Goal: Transcribe every line of the records verbatim.

--- Start of Recorded data ---

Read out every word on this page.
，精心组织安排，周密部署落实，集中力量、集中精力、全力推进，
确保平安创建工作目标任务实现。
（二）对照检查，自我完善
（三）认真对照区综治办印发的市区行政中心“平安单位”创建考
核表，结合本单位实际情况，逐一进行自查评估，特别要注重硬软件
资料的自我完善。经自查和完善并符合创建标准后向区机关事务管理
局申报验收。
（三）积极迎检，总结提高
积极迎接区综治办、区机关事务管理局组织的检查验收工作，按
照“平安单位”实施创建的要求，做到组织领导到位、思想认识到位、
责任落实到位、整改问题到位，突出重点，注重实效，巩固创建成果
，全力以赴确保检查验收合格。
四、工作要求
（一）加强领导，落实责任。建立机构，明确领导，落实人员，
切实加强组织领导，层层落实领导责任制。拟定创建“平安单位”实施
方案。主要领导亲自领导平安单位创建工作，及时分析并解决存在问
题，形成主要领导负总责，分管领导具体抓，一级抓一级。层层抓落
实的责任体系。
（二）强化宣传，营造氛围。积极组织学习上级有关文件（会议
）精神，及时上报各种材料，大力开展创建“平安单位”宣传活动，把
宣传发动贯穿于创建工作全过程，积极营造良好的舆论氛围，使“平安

--- End of Recorded data ---

Written solution:
Read out every word on this page.
，精心组织安排，周密部署落实，集中力量、集中精力、全力推进，
确保平安创建工作目标任务实现。
（二）对照检查，自我完善
（三）认真对照区综治办印发的市区行政中心“平安单位”创建考
核表，结合本单位实际情况，逐一进行自查评估，特别要注重硬软件
资料的自我完善。经自查和完善并符合创建标准后向区机关事务管理
局申报验收。
（三）积极迎检，总结提高
积极迎接区综治办、区机关事务管理局组织的检查验收工作，按
照“平安单位”实施创建的要求，做到组织领导到位、思想认识到位、
责任落实到位、整改问题到位，突出重点，注重实效，巩固创建成果
，全力以赴确保检查验收合格。
四、工作要求
（一）加强领导，落实责任。建立机构，明确领导，落实人员，
切实加强组织领导，层层落实领导责任制。拟定创建“平安单位”实施
方案。主要领导亲自领导平安单位创建工作，及时分析并解决存在问
题，形成主要领导负总责，分管领导具体抓，一级抓一级。层层抓落
实的责任体系。
（二）强化宣传，营造氛围。积极组织学习上级有关文件（会议
）精神，及时上报各种材料，大力开展创建“平安单位”宣传活动，把
宣传发动贯穿于创建工作全过程，积极营造良好的舆论氛围，使“平安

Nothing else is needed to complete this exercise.